▸ **Requirements**: Transcribe the listing word for word.

▸ **Records supplied**:
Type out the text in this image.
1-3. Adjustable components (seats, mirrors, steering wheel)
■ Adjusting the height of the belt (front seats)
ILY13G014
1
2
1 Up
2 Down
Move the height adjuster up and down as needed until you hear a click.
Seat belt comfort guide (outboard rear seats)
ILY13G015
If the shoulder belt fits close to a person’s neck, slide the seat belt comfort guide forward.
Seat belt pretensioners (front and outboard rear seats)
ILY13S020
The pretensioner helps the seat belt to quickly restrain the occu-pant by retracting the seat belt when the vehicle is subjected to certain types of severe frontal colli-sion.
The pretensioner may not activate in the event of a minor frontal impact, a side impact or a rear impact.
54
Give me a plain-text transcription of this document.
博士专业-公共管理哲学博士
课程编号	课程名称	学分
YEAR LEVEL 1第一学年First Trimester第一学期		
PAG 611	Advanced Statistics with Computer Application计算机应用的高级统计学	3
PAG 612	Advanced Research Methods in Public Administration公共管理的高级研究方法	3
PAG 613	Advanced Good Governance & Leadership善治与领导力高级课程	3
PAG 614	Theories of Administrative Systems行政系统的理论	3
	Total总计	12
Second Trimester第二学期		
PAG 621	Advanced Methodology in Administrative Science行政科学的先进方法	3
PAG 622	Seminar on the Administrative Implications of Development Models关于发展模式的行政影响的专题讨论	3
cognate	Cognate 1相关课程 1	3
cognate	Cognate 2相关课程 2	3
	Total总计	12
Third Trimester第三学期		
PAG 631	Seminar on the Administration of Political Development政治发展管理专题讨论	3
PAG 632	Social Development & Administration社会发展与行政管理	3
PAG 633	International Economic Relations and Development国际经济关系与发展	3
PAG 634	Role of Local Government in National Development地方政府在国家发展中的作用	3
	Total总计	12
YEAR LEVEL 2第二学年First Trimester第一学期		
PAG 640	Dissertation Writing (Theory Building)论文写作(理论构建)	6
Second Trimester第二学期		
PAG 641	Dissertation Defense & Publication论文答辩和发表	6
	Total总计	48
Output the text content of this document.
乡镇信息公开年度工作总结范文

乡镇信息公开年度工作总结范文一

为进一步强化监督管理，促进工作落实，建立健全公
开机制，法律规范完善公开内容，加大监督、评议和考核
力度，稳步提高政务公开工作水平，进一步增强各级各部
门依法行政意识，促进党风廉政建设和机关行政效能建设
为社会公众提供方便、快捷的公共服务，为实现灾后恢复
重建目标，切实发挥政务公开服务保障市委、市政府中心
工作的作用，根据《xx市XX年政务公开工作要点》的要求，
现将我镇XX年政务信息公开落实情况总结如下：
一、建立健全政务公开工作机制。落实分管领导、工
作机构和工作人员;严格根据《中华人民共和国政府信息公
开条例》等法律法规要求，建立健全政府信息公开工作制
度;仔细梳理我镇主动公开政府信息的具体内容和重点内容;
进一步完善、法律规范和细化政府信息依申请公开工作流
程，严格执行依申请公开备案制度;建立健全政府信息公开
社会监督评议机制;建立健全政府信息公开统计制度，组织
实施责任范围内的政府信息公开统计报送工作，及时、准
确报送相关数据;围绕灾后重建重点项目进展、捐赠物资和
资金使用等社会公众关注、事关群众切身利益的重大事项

▸ **Problem solution**:
Type out the text in this image.
1-3. Adjustable components (seats, mirrors, steering wheel)
■ Adjusting the height of the belt (front seats)
ILY13G014
1
2
1 Up
2 Down
Move the height adjuster up and down as needed until you hear a click.
Seat belt comfort guide (outboard rear seats)
ILY13G015
If the shoulder belt fits close to a person’s neck, slide the seat belt comfort guide forward.
Seat belt pretensioners (front and outboard rear seats)
ILY13S020
The pretensioner helps the seat belt to quickly restrain the occu-pant by retracting the seat belt when the vehicle is subjected to certain types of severe frontal colli-sion.
The pretensioner may not activate in the event of a minor frontal impact, a side impact or a rear impact.
54
Give me a plain-text transcription of this document.
博士专业-公共管理哲学博士
课程编号	课程名称	学分
YEAR LEVEL 1第一学年First Trimester第一学期		
PAG 611	Advanced Statistics with Computer Application计算机应用的高级统计学	3
PAG 612	Advanced Research Methods in Public Administration公共管理的高级研究方法	3
PAG 613	Advanced Good Governance & Leadership善治与领导力高级课程	3
PAG 614	Theories of Administrative Systems行政系统的理论	3
	Total总计	12
Second Trimester第二学期		
PAG 621	Advanced Methodology in Administrative Science行政科学的先进方法	3
PAG 622	Seminar on the Administrative Implications of Development Models关于发展模式的行政影响的专题讨论	3
cognate	Cognate 1相关课程 1	3
cognate	Cognate 2相关课程 2	3
	Total总计	12
Third Trimester第三学期		
PAG 631	Seminar on the Administration of Political Development政治发展管理专题讨论	3
PAG 632	Social Development & Administration社会发展与行政管理	3
PAG 633	International Economic Relations and Development国际经济关系与发展	3
PAG 634	Role of Local Government in National Development地方政府在国家发展中的作用	3
	Total总计	12
YEAR LEVEL 2第二学年First Trimester第一学期		
PAG 640	Dissertation Writing (Theory Building)论文写作(理论构建)	6
Second Trimester第二学期		
PAG 641	Dissertation Defense & Publication论文答辩和发表	6
	Total总计	48
Output the text content of this document.
乡镇信息公开年度工作总结范文

乡镇信息公开年度工作总结范文一

为进一步强化监督管理，促进工作落实，建立健全公
开机制，法律规范完善公开内容，加大监督、评议和考核
力度，稳步提高政务公开工作水平，进一步增强各级各部
门依法行政意识，促进党风廉政建设和机关行政效能建设
为社会公众提供方便、快捷的公共服务，为实现灾后恢复
重建目标，切实发挥政务公开服务保障市委、市政府中心
工作的作用，根据《xx市XX年政务公开工作要点》的要求，
现将我镇XX年政务信息公开落实情况总结如下：
一、建立健全政务公开工作机制。落实分管领导、工
作机构和工作人员;严格根据《中华人民共和国政府信息公
开条例》等法律法规要求，建立健全政府信息公开工作制
度;仔细梳理我镇主动公开政府信息的具体内容和重点内容;
进一步完善、法律规范和细化政府信息依申请公开工作流
程，严格执行依申请公开备案制度;建立健全政府信息公开
社会监督评议机制;建立健全政府信息公开统计制度，组织
实施责任范围内的政府信息公开统计报送工作，及时、准
确报送相关数据;围绕灾后重建重点项目进展、捐赠物资和
资金使用等社会公众关注、事关群众切身利益的重大事项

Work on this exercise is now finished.